> STORED ROWS:
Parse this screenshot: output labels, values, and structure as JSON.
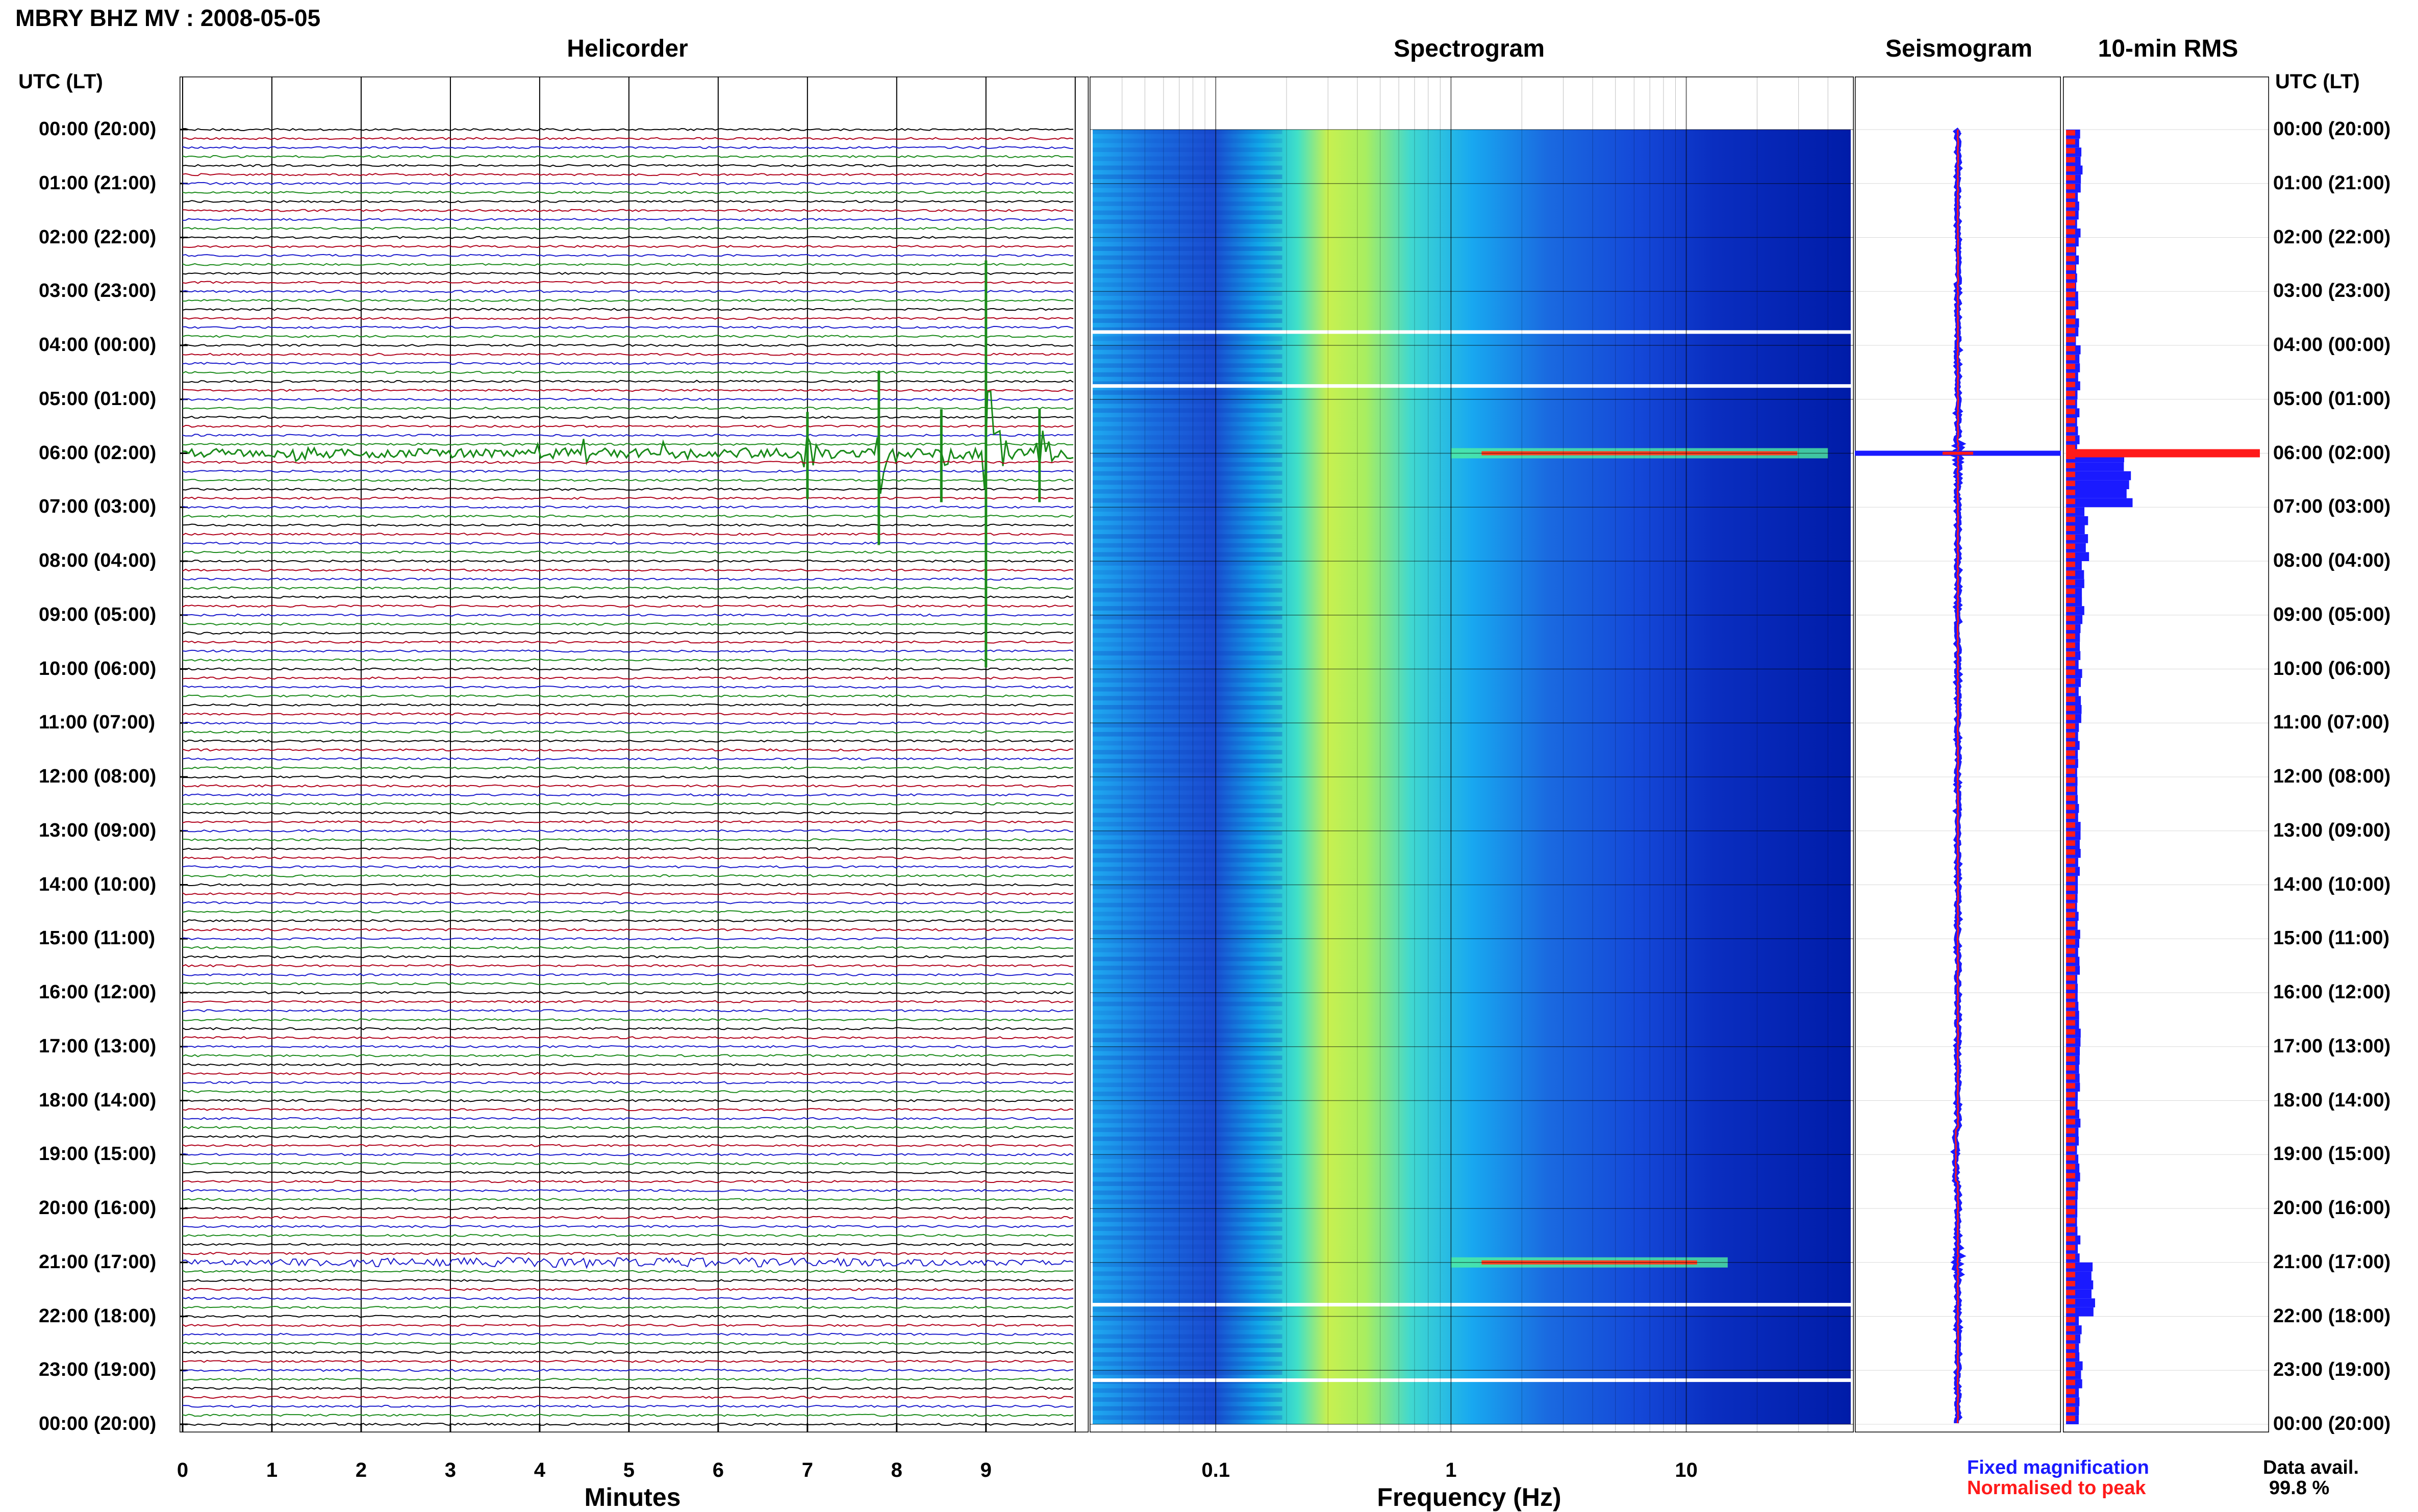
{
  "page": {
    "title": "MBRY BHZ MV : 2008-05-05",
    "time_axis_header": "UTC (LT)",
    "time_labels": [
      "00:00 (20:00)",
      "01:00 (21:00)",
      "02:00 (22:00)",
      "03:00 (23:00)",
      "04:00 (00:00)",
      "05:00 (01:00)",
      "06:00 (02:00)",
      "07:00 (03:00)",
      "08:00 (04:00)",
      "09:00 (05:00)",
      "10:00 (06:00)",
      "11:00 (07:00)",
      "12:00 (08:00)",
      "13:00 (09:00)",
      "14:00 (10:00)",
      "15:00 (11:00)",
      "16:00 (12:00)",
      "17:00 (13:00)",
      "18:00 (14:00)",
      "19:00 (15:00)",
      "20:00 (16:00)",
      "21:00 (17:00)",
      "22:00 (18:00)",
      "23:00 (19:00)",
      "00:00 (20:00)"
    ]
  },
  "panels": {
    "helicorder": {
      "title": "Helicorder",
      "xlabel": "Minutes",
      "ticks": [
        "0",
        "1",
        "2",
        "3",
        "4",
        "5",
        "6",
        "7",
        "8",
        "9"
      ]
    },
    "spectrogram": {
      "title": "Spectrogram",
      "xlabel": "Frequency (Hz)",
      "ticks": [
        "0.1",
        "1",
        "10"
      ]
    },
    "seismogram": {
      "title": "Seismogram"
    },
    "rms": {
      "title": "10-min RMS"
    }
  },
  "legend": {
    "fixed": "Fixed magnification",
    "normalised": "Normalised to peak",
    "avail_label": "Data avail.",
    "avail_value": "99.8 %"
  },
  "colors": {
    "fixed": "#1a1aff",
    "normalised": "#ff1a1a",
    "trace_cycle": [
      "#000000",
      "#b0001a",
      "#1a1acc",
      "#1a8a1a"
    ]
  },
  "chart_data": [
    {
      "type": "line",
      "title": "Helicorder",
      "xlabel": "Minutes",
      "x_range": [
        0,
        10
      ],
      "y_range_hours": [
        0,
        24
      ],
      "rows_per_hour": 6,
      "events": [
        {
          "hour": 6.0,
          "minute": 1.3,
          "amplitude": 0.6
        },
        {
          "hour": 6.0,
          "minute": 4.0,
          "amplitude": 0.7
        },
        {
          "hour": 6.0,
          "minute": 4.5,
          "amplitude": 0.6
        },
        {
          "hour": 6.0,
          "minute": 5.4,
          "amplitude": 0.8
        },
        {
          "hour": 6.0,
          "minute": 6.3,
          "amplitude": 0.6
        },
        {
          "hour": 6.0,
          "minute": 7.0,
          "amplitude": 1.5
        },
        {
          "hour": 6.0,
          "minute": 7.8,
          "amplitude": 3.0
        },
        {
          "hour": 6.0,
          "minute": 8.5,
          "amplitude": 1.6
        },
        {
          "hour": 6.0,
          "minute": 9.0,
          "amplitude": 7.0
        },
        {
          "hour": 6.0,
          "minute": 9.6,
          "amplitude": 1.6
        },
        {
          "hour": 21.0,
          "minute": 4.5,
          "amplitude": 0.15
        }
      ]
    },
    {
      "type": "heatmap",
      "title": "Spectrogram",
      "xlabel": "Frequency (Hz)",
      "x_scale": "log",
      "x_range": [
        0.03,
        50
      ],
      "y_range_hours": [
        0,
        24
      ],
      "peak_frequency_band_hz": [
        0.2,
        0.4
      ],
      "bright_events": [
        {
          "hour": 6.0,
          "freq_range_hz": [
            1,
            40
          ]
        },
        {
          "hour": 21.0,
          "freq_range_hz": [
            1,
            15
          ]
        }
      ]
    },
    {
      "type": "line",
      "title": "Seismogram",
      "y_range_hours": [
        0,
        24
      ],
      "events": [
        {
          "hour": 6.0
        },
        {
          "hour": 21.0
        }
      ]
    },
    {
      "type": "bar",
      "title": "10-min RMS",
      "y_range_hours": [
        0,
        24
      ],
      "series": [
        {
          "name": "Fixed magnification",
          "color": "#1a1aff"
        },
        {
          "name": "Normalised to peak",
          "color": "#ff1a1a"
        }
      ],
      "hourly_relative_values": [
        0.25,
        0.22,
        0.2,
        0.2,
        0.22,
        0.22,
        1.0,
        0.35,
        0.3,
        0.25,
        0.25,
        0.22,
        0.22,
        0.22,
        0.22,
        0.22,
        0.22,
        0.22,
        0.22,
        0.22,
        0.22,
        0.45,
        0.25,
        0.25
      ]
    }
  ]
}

> AIM OF THE TASK:
Leave out the pictures and output the rest of the material exactly as written.

> COMPLETED EXERCISE:
Parse this screenshot: output labels, values, and structure as JSON.
{
  "page": {
    "title": "MBRY BHZ MV : 2008-05-05",
    "time_axis_header": "UTC (LT)",
    "time_labels": [
      "00:00 (20:00)",
      "01:00 (21:00)",
      "02:00 (22:00)",
      "03:00 (23:00)",
      "04:00 (00:00)",
      "05:00 (01:00)",
      "06:00 (02:00)",
      "07:00 (03:00)",
      "08:00 (04:00)",
      "09:00 (05:00)",
      "10:00 (06:00)",
      "11:00 (07:00)",
      "12:00 (08:00)",
      "13:00 (09:00)",
      "14:00 (10:00)",
      "15:00 (11:00)",
      "16:00 (12:00)",
      "17:00 (13:00)",
      "18:00 (14:00)",
      "19:00 (15:00)",
      "20:00 (16:00)",
      "21:00 (17:00)",
      "22:00 (18:00)",
      "23:00 (19:00)",
      "00:00 (20:00)"
    ]
  },
  "panels": {
    "helicorder": {
      "title": "Helicorder",
      "xlabel": "Minutes",
      "ticks": [
        "0",
        "1",
        "2",
        "3",
        "4",
        "5",
        "6",
        "7",
        "8",
        "9"
      ]
    },
    "spectrogram": {
      "title": "Spectrogram",
      "xlabel": "Frequency (Hz)",
      "ticks": [
        "0.1",
        "1",
        "10"
      ]
    },
    "seismogram": {
      "title": "Seismogram"
    },
    "rms": {
      "title": "10-min RMS"
    }
  },
  "legend": {
    "fixed": "Fixed magnification",
    "normalised": "Normalised to peak",
    "avail_label": "Data avail.",
    "avail_value": "99.8 %"
  },
  "colors": {
    "fixed": "#1a1aff",
    "normalised": "#ff1a1a",
    "trace_cycle": [
      "#000000",
      "#b0001a",
      "#1a1acc",
      "#1a8a1a"
    ]
  },
  "chart_data": [
    {
      "type": "line",
      "title": "Helicorder",
      "xlabel": "Minutes",
      "x_range": [
        0,
        10
      ],
      "y_range_hours": [
        0,
        24
      ],
      "rows_per_hour": 6,
      "events": [
        {
          "hour": 6.0,
          "minute": 1.3,
          "amplitude": 0.6
        },
        {
          "hour": 6.0,
          "minute": 4.0,
          "amplitude": 0.7
        },
        {
          "hour": 6.0,
          "minute": 4.5,
          "amplitude": 0.6
        },
        {
          "hour": 6.0,
          "minute": 5.4,
          "amplitude": 0.8
        },
        {
          "hour": 6.0,
          "minute": 6.3,
          "amplitude": 0.6
        },
        {
          "hour": 6.0,
          "minute": 7.0,
          "amplitude": 1.5
        },
        {
          "hour": 6.0,
          "minute": 7.8,
          "amplitude": 3.0
        },
        {
          "hour": 6.0,
          "minute": 8.5,
          "amplitude": 1.6
        },
        {
          "hour": 6.0,
          "minute": 9.0,
          "amplitude": 7.0
        },
        {
          "hour": 6.0,
          "minute": 9.6,
          "amplitude": 1.6
        },
        {
          "hour": 21.0,
          "minute": 4.5,
          "amplitude": 0.15
        }
      ]
    },
    {
      "type": "heatmap",
      "title": "Spectrogram",
      "xlabel": "Frequency (Hz)",
      "x_scale": "log",
      "x_range": [
        0.03,
        50
      ],
      "y_range_hours": [
        0,
        24
      ],
      "peak_frequency_band_hz": [
        0.2,
        0.4
      ],
      "bright_events": [
        {
          "hour": 6.0,
          "freq_range_hz": [
            1,
            40
          ]
        },
        {
          "hour": 21.0,
          "freq_range_hz": [
            1,
            15
          ]
        }
      ]
    },
    {
      "type": "line",
      "title": "Seismogram",
      "y_range_hours": [
        0,
        24
      ],
      "events": [
        {
          "hour": 6.0
        },
        {
          "hour": 21.0
        }
      ]
    },
    {
      "type": "bar",
      "title": "10-min RMS",
      "y_range_hours": [
        0,
        24
      ],
      "series": [
        {
          "name": "Fixed magnification",
          "color": "#1a1aff"
        },
        {
          "name": "Normalised to peak",
          "color": "#ff1a1a"
        }
      ],
      "hourly_relative_values": [
        0.25,
        0.22,
        0.2,
        0.2,
        0.22,
        0.22,
        1.0,
        0.35,
        0.3,
        0.25,
        0.25,
        0.22,
        0.22,
        0.22,
        0.22,
        0.22,
        0.22,
        0.22,
        0.22,
        0.22,
        0.22,
        0.45,
        0.25,
        0.25
      ]
    }
  ]
}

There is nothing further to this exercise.